Given request ::
Write out the full set of records below exactly.

Given data ::
________________________________________
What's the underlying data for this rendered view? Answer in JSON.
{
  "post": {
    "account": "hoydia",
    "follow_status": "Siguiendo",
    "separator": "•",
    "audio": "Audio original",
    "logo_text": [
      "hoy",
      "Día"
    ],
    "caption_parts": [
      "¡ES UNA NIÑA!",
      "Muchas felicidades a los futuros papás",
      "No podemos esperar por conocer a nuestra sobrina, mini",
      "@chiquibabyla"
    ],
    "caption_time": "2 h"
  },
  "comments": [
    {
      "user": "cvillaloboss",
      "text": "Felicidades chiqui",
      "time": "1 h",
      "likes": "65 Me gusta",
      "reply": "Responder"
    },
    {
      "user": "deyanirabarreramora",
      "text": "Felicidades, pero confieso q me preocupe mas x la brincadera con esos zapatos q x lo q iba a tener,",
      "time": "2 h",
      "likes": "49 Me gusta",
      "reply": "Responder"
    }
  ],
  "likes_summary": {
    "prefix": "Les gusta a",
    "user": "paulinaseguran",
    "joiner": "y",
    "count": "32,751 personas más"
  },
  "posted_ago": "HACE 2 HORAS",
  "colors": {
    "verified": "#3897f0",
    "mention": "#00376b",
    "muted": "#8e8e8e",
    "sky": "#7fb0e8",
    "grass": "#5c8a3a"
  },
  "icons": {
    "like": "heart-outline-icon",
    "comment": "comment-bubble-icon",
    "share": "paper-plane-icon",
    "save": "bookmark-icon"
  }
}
________________________________________
Answer below ::
What's the underlying data for this rendered view? Answer in JSON.
{
  "post": {
    "account": "hoydia",
    "follow_status": "Siguiendo",
    "separator": "•",
    "audio": "Audio original",
    "logo_text": [
      "hoy",
      "Día"
    ],
    "caption_parts": [
      "¡ES UNA NIÑA!",
      "Muchas felicidades a los futuros papás",
      "No podemos esperar por conocer a nuestra sobrina, mini",
      "@chiquibabyla"
    ],
    "caption_time": "2 h"
  },
  "comments": [
    {
      "user": "cvillaloboss",
      "text": "Felicidades chiqui",
      "time": "1 h",
      "likes": "65 Me gusta",
      "reply": "Responder"
    },
    {
      "user": "deyanirabarreramora",
      "text": "Felicidades, pero confieso q me preocupe mas x la brincadera con esos zapatos q x lo q iba a tener,",
      "time": "2 h",
      "likes": "49 Me gusta",
      "reply": "Responder"
    }
  ],
  "likes_summary": {
    "prefix": "Les gusta a",
    "user": "paulinaseguran",
    "joiner": "y",
    "count": "32,751 personas más"
  },
  "posted_ago": "HACE 2 HORAS",
  "colors": {
    "verified": "#3897f0",
    "mention": "#00376b",
    "muted": "#8e8e8e",
    "sky": "#7fb0e8",
    "grass": "#5c8a3a"
  },
  "icons": {
    "like": "heart-outline-icon",
    "comment": "comment-bubble-icon",
    "share": "paper-plane-icon",
    "save": "bookmark-icon"
  }
}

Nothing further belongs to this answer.